## Begin INFORMATION GIVEN

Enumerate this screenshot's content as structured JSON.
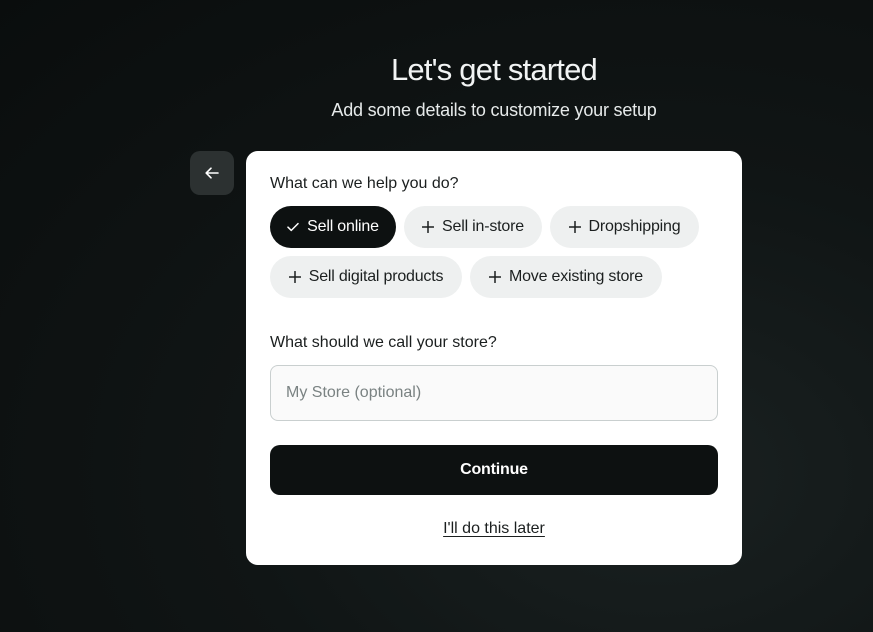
{
  "header": {
    "title": "Let's get started",
    "subtitle": "Add some details to customize your setup"
  },
  "back_button": {
    "icon": "arrow-left-icon"
  },
  "form": {
    "help_question": "What can we help you do?",
    "options": [
      {
        "label": "Sell online",
        "selected": true,
        "icon": "check-icon"
      },
      {
        "label": "Sell in-store",
        "selected": false,
        "icon": "plus-icon"
      },
      {
        "label": "Dropshipping",
        "selected": false,
        "icon": "plus-icon"
      },
      {
        "label": "Sell digital products",
        "selected": false,
        "icon": "plus-icon"
      },
      {
        "label": "Move existing store",
        "selected": false,
        "icon": "plus-icon"
      }
    ],
    "store_name_question": "What should we call your store?",
    "store_name_value": "",
    "store_name_placeholder": "My Store (optional)",
    "continue_label": "Continue",
    "later_label": "I'll do this later"
  },
  "colors": {
    "background": "#0f1414",
    "card": "#ffffff",
    "primary": "#0d1111",
    "chip": "#eef0f0"
  }
}
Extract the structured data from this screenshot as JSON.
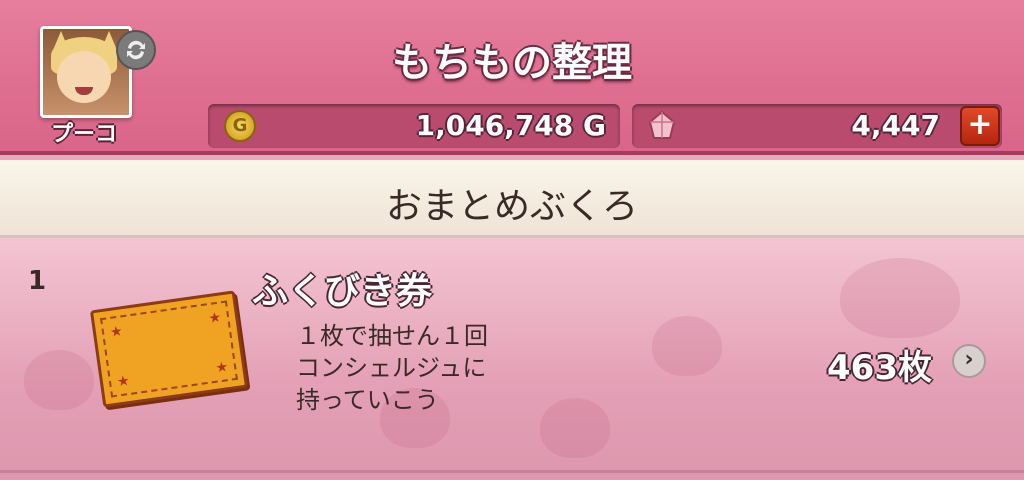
{
  "header": {
    "title": "もちもの整理",
    "player_name": "プーコ",
    "gold": {
      "amount": "1,046,748 G",
      "icon": "coin-icon"
    },
    "gems": {
      "amount": "4,447",
      "icon": "gem-icon",
      "add_label": "+"
    }
  },
  "category": {
    "title": "おまとめぶくろ"
  },
  "items": [
    {
      "index": "1",
      "name": "ふくびき券",
      "description": [
        "１枚で抽せん１回",
        "コンシェルジュに",
        "持っていこう"
      ],
      "count": "463枚",
      "arrow": "›"
    }
  ],
  "colors": {
    "header": "#df6f91",
    "category_bar": "#f5ede3",
    "content": "#e9a9bd"
  }
}
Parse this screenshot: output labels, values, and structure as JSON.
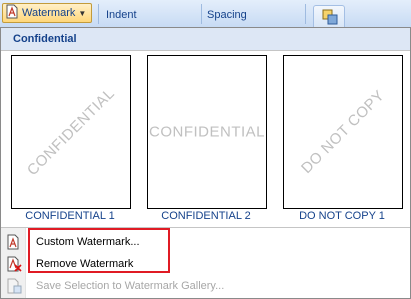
{
  "ribbon": {
    "watermark_label": "Watermark",
    "indent_label": "Indent",
    "spacing_label": "Spacing"
  },
  "menu": {
    "header": "Confidential",
    "gallery": [
      {
        "caption": "CONFIDENTIAL 1",
        "watermark": "CONFIDENTIAL",
        "style": "diagonal"
      },
      {
        "caption": "CONFIDENTIAL 2",
        "watermark": "CONFIDENTIAL",
        "style": "horizontal"
      },
      {
        "caption": "DO NOT COPY 1",
        "watermark": "DO NOT COPY",
        "style": "diagonal"
      }
    ],
    "items": [
      {
        "label": "Custom Watermark...",
        "icon": "custom-watermark-icon",
        "enabled": true
      },
      {
        "label": "Remove Watermark",
        "icon": "remove-watermark-icon",
        "enabled": true
      },
      {
        "label": "Save Selection to Watermark Gallery...",
        "icon": "save-selection-icon",
        "enabled": false
      }
    ]
  },
  "colors": {
    "accent_text": "#15428b",
    "highlight_box": "#e01b24",
    "watermark_text": "#c0c0c0"
  }
}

## End INFORMATION GIVEN

* WHAT IS BEING ASKED *
Gather each line that holds "Sell".

* ANSWER TO THE PROBLEM *
        "label": "Sell online",
        "label": "Sell in-store",
        "label": "Sell digital products",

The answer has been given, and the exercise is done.